* begin DATA IN THIS EXERCISE *

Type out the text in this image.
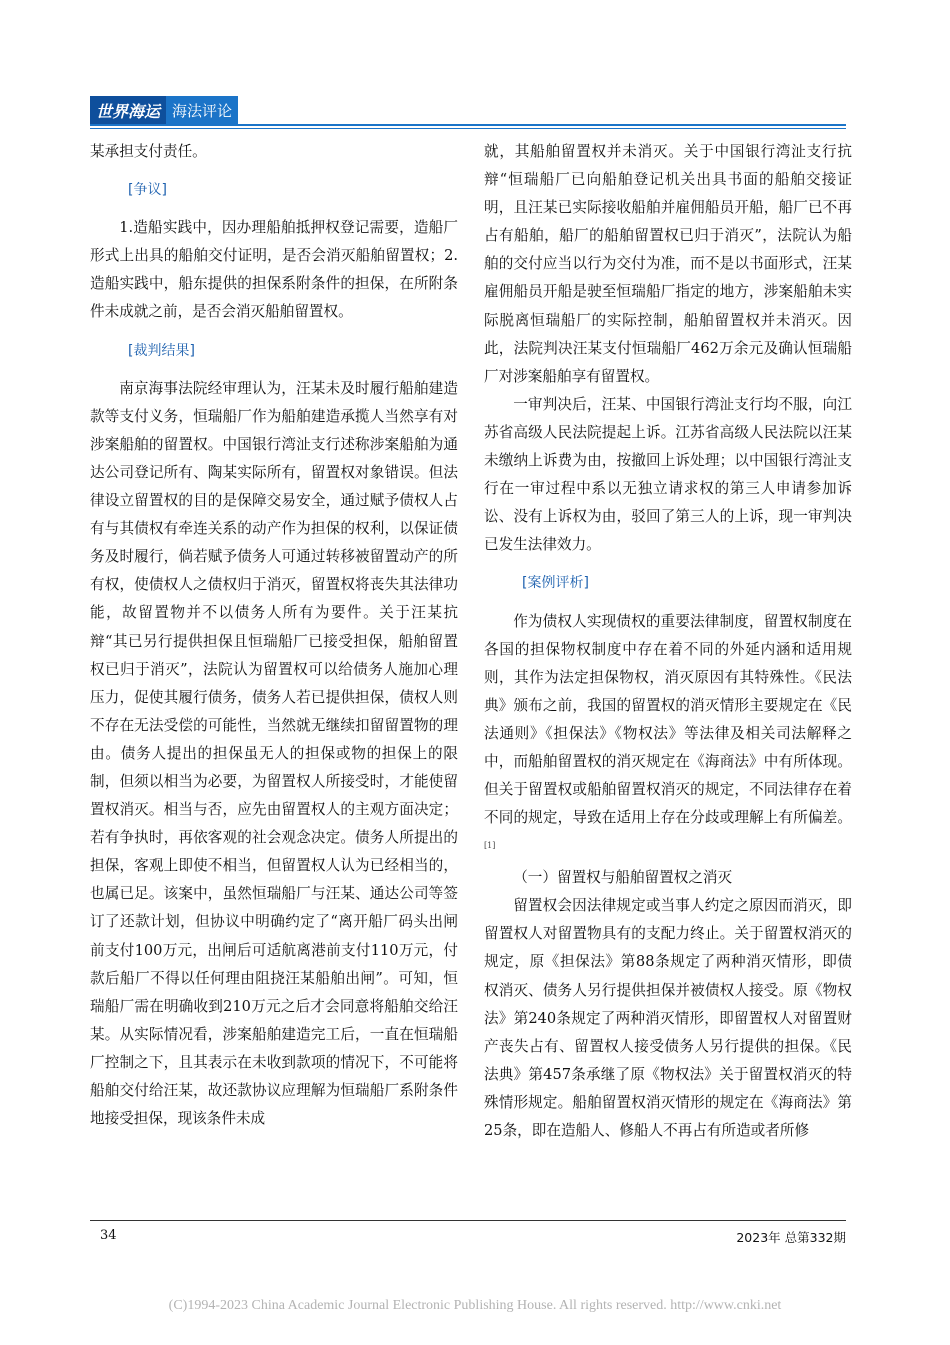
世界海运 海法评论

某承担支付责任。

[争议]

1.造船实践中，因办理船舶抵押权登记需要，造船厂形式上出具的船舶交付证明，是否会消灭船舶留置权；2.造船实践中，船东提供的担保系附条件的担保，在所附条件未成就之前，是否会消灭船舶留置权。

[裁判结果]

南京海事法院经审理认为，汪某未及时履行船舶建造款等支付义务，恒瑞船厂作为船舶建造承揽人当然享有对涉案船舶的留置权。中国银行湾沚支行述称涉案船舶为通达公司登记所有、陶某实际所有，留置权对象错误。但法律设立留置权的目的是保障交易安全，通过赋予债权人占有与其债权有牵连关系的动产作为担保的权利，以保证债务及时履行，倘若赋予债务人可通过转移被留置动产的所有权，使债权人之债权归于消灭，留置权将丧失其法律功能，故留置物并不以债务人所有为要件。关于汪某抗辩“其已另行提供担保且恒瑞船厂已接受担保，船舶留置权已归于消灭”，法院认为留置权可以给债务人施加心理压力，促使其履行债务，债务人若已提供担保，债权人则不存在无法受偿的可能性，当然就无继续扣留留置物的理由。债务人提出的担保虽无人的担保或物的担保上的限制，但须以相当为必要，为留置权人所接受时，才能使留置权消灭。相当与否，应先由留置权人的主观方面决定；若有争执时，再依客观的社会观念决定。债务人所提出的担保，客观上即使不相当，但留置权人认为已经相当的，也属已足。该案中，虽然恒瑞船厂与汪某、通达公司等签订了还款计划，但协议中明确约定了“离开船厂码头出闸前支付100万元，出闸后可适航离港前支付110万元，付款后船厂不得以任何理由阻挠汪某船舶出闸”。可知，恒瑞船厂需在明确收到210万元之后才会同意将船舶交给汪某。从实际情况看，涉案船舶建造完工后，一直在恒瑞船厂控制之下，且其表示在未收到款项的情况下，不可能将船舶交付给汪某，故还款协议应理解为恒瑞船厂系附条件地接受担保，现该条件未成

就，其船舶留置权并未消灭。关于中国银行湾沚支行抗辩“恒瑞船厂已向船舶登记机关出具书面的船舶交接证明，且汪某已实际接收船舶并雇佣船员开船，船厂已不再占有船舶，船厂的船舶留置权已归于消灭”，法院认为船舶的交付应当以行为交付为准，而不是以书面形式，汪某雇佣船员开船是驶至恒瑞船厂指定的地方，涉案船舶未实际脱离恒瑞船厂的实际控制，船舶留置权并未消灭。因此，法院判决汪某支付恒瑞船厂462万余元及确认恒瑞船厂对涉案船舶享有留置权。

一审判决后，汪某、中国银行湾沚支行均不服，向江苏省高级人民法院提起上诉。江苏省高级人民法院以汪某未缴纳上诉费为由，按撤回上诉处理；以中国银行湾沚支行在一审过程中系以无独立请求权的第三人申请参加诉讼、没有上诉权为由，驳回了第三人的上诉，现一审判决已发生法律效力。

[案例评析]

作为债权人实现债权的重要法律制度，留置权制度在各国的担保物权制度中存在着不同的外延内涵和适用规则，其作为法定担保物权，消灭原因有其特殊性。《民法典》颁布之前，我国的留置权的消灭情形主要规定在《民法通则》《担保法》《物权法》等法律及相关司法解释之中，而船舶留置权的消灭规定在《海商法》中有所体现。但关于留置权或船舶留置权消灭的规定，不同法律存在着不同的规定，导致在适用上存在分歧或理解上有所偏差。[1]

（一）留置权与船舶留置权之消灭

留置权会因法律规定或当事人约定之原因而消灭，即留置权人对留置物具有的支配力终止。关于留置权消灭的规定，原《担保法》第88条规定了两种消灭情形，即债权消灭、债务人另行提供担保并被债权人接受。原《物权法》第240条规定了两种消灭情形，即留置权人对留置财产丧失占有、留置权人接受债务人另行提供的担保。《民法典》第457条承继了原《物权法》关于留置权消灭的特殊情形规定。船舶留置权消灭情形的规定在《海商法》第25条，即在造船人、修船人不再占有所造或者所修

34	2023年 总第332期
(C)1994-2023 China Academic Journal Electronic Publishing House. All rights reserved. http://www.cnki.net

* end DATA IN THIS EXERCISE *
* begin DATA IN THIS EXERCISE *

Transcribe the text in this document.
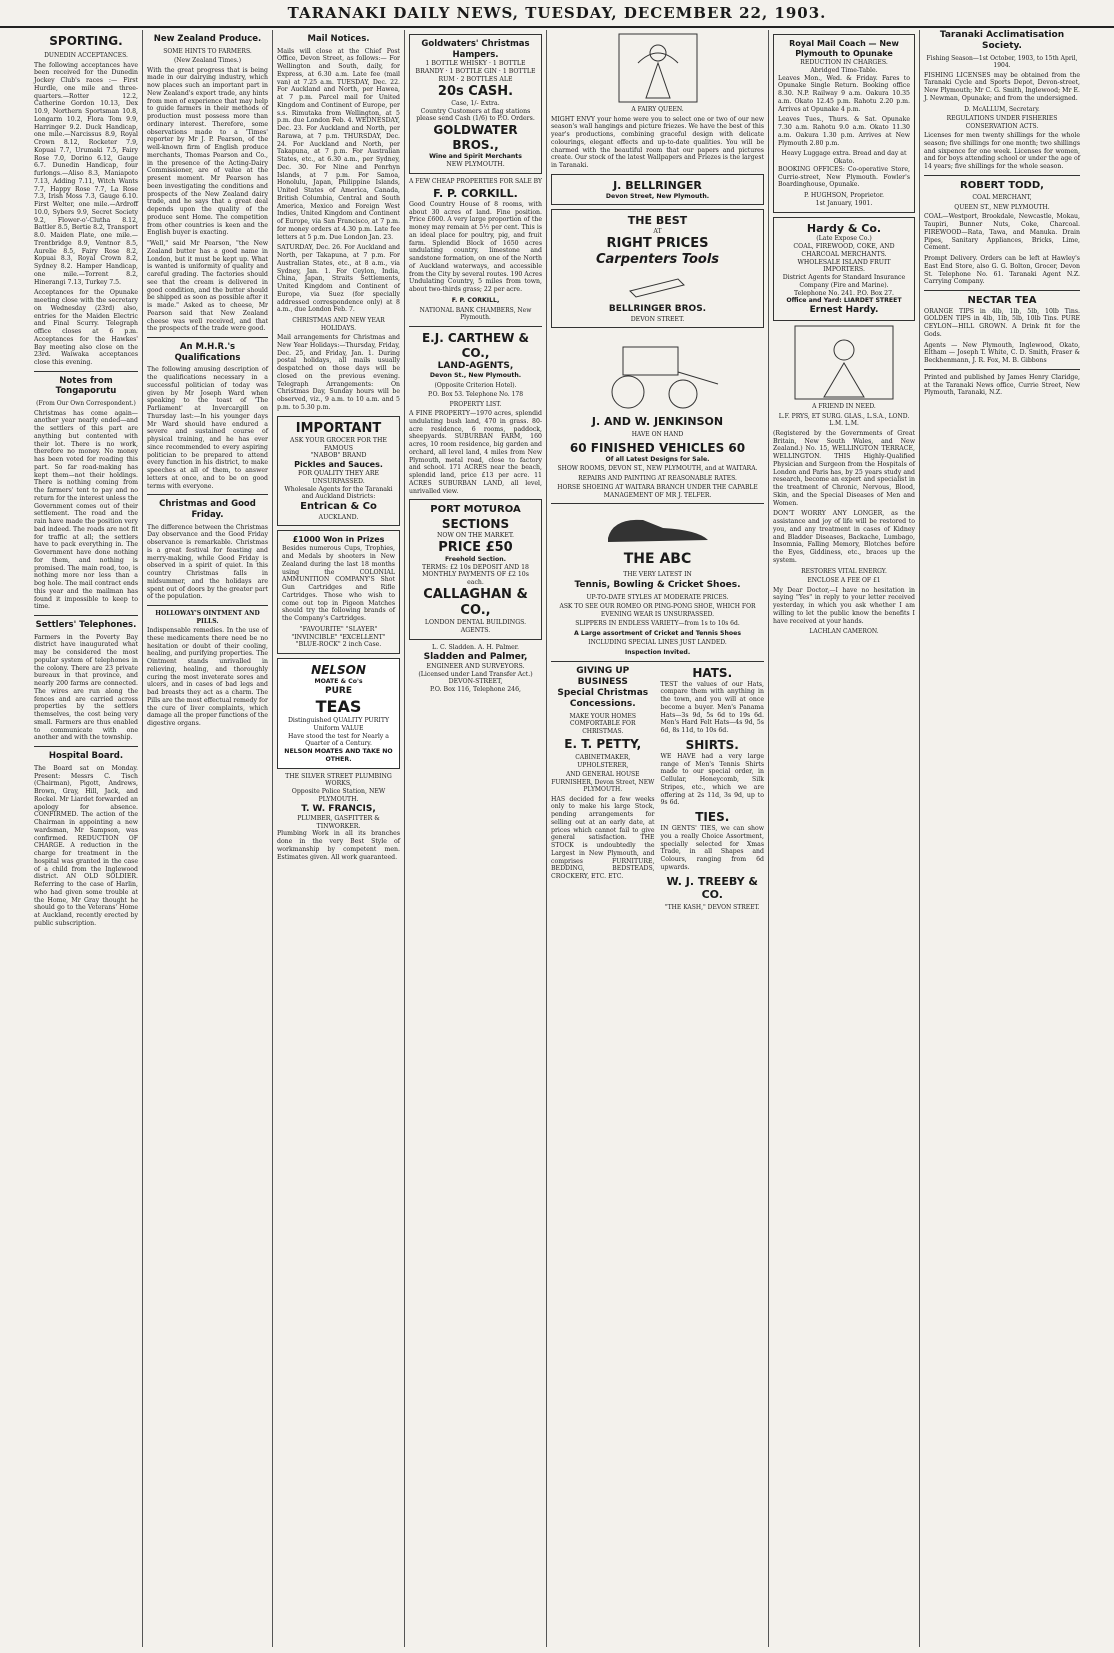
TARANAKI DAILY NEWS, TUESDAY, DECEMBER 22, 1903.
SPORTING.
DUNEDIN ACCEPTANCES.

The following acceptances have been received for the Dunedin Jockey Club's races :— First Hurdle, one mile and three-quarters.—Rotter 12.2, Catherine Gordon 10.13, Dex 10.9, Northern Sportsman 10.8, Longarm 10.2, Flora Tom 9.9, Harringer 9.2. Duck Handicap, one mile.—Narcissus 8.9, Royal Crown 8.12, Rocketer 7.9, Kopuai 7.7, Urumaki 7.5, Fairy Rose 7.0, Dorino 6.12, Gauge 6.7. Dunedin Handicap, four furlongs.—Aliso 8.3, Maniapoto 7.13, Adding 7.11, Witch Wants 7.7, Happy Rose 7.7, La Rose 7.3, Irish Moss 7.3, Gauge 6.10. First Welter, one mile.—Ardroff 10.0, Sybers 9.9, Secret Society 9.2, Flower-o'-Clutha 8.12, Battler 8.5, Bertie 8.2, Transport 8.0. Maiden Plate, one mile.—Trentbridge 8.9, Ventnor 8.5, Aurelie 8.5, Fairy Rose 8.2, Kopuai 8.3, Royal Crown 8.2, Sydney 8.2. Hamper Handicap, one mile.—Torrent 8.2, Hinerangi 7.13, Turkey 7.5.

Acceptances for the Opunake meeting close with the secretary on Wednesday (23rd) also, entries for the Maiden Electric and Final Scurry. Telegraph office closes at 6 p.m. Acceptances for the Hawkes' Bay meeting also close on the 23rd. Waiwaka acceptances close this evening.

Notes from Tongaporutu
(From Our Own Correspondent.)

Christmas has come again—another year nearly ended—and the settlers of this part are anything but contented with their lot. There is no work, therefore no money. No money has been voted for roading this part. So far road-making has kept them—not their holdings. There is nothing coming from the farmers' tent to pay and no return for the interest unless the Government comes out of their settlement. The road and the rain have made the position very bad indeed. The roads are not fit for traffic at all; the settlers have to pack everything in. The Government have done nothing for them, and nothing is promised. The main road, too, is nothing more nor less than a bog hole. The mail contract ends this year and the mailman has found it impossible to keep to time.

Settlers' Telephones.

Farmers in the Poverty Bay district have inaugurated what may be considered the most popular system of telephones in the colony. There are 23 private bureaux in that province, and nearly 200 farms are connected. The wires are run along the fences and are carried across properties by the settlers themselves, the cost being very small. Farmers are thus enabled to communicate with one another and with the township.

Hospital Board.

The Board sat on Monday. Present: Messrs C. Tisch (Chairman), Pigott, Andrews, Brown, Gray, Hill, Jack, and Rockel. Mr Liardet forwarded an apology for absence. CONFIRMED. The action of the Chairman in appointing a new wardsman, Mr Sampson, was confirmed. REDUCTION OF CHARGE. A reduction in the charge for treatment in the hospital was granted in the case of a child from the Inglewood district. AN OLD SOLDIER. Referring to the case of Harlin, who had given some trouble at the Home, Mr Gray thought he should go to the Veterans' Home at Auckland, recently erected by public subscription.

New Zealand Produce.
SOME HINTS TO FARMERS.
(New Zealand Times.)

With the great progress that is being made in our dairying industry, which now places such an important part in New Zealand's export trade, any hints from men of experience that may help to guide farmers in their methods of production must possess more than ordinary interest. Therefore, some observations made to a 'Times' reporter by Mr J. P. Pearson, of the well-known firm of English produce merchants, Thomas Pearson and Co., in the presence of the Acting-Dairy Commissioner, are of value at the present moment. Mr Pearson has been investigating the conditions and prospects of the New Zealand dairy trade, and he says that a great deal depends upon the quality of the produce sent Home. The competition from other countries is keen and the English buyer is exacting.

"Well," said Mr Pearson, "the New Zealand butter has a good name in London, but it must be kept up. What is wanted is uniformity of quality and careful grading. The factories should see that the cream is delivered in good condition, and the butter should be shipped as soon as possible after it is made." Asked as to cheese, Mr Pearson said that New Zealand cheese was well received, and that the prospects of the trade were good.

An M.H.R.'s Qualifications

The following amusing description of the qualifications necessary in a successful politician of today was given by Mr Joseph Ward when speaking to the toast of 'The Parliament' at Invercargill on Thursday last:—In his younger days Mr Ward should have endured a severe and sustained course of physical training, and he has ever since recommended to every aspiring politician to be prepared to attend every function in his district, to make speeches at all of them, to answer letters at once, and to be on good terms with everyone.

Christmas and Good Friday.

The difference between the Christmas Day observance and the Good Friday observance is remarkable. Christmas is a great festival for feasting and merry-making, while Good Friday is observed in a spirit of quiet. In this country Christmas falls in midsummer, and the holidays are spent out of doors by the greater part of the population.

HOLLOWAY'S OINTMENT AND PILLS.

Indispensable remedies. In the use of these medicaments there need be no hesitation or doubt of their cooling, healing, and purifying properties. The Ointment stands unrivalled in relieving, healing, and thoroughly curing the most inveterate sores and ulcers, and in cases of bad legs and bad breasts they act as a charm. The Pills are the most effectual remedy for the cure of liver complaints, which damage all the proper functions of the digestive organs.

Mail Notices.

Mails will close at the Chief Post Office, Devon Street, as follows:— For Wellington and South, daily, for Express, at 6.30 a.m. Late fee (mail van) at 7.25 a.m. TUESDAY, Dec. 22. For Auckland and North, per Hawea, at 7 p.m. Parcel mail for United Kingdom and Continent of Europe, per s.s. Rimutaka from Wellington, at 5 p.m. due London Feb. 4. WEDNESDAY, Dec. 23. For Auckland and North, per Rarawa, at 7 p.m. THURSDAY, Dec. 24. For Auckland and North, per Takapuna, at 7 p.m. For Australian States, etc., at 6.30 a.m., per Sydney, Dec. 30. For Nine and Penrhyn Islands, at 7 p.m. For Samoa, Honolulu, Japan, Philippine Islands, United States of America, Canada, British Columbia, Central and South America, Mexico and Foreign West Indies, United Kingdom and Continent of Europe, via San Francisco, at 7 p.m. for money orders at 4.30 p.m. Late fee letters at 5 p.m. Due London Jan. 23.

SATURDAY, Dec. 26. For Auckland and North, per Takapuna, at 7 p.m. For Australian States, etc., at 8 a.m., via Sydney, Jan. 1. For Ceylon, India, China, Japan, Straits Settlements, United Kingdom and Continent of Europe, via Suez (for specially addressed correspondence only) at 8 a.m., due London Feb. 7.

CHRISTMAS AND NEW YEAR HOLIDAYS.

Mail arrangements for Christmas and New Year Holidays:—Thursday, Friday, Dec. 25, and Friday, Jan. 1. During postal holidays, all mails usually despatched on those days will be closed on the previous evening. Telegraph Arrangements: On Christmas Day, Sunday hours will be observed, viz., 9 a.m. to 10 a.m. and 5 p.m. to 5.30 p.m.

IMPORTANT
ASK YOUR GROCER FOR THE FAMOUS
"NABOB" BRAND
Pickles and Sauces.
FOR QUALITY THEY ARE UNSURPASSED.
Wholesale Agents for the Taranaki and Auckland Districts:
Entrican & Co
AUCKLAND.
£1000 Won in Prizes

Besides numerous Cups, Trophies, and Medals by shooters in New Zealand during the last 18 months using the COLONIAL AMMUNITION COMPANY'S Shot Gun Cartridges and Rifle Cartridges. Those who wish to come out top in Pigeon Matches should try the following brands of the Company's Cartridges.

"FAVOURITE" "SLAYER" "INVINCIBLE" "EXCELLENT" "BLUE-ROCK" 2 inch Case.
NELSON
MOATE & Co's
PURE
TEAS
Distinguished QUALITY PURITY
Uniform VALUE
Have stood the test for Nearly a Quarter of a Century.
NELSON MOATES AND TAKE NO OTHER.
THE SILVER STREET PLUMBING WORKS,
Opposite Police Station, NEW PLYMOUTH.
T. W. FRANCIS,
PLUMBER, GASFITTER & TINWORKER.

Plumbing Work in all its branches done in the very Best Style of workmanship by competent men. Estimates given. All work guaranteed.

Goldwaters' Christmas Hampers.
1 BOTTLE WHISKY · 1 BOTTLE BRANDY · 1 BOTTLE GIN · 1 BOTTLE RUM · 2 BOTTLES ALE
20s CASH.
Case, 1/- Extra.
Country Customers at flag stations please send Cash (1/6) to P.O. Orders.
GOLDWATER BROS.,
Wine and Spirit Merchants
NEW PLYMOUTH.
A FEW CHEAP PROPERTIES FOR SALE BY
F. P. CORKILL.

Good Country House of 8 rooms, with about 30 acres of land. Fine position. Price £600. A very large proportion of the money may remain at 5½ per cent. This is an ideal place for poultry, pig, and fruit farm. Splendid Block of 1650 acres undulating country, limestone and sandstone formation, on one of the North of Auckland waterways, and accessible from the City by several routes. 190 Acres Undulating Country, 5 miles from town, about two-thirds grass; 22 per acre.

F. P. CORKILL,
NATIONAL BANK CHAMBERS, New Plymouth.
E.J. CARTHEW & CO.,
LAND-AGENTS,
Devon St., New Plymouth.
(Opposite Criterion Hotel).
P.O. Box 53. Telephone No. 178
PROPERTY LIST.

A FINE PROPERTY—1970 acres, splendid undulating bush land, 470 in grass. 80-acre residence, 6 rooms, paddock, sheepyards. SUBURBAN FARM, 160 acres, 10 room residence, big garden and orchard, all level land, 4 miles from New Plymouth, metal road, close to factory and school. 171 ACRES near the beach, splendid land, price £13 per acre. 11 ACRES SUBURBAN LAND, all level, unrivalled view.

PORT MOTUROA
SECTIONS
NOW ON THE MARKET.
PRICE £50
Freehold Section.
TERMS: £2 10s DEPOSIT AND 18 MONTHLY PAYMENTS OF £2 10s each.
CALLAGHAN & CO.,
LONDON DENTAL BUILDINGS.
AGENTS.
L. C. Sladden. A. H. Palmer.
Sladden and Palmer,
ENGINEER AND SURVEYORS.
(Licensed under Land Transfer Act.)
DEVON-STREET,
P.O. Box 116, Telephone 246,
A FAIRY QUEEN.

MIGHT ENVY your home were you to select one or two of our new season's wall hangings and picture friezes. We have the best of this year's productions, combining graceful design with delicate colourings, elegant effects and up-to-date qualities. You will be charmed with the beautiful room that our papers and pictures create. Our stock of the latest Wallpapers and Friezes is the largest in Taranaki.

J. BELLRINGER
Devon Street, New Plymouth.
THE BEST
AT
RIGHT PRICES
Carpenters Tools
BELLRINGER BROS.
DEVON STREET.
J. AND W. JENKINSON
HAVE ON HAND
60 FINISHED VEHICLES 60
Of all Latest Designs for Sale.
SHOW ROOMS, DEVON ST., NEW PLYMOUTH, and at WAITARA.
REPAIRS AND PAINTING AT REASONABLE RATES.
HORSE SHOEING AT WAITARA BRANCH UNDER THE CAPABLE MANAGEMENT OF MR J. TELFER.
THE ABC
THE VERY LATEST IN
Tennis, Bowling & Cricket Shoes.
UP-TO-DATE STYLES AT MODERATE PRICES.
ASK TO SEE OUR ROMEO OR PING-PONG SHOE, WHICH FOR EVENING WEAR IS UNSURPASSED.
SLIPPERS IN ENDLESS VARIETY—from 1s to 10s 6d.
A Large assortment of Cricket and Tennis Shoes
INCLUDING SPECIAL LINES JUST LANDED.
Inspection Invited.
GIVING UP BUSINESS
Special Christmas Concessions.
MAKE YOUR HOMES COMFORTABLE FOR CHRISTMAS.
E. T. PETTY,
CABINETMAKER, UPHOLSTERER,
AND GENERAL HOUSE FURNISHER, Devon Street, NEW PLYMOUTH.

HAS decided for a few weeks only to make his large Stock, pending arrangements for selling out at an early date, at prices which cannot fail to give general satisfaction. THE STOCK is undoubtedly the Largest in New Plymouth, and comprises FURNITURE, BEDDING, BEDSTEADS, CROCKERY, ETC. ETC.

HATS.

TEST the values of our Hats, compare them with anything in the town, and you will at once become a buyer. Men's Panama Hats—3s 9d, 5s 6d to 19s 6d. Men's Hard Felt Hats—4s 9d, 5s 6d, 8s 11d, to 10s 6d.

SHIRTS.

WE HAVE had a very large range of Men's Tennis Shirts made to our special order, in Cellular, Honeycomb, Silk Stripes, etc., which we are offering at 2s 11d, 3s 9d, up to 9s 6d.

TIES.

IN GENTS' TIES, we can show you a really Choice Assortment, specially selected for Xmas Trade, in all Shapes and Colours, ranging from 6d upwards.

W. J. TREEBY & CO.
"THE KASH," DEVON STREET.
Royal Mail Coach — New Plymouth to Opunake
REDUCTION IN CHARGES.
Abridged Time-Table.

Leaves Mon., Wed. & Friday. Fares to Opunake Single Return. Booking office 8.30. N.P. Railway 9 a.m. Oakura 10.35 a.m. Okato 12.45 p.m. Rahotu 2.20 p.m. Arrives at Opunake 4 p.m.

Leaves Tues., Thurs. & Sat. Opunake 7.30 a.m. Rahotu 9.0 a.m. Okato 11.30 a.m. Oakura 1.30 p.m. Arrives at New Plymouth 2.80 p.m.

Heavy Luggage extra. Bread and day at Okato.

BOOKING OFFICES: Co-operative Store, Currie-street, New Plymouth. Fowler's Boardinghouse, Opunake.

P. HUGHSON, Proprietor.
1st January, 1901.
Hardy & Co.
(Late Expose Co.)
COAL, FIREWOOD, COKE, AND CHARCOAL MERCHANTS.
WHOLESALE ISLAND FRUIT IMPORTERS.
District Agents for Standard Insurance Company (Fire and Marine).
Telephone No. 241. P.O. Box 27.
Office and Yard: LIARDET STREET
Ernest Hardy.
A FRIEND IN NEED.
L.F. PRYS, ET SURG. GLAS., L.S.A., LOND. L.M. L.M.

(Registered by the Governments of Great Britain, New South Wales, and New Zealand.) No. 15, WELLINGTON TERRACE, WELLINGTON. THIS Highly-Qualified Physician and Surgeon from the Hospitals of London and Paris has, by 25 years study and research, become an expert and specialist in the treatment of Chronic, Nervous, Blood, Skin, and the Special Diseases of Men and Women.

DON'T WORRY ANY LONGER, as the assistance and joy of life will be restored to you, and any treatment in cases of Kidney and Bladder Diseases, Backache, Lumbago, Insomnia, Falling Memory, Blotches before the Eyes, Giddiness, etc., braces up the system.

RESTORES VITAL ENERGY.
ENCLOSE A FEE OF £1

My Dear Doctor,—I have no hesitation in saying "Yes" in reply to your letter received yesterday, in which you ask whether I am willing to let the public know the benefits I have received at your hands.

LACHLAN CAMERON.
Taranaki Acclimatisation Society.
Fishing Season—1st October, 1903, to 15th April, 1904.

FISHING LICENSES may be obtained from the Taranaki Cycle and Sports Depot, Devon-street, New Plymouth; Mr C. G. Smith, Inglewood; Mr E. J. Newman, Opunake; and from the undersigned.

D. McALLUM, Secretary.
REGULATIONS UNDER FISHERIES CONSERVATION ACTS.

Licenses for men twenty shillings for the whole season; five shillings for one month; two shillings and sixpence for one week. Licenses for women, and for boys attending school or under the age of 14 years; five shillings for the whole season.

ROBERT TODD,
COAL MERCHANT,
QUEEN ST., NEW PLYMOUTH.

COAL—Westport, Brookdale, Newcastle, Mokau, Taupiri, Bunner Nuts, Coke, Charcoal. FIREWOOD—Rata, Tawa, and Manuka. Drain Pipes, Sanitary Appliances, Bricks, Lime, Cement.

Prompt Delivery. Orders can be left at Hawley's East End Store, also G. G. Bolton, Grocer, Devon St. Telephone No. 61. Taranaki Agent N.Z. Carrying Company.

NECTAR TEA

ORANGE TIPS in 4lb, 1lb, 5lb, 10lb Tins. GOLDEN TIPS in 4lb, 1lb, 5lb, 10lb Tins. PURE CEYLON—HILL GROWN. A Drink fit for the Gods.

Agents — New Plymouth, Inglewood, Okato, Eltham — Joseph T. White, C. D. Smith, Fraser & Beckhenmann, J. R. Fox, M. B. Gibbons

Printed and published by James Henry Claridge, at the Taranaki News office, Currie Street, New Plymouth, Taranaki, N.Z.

* end DATA IN THIS EXERCISE *

- **YOUR OBJECTIVE**
Above is a listing; report how many of its lines include the word "Takapuna", giving the number only.

- **COMPLETE ANSWER**
2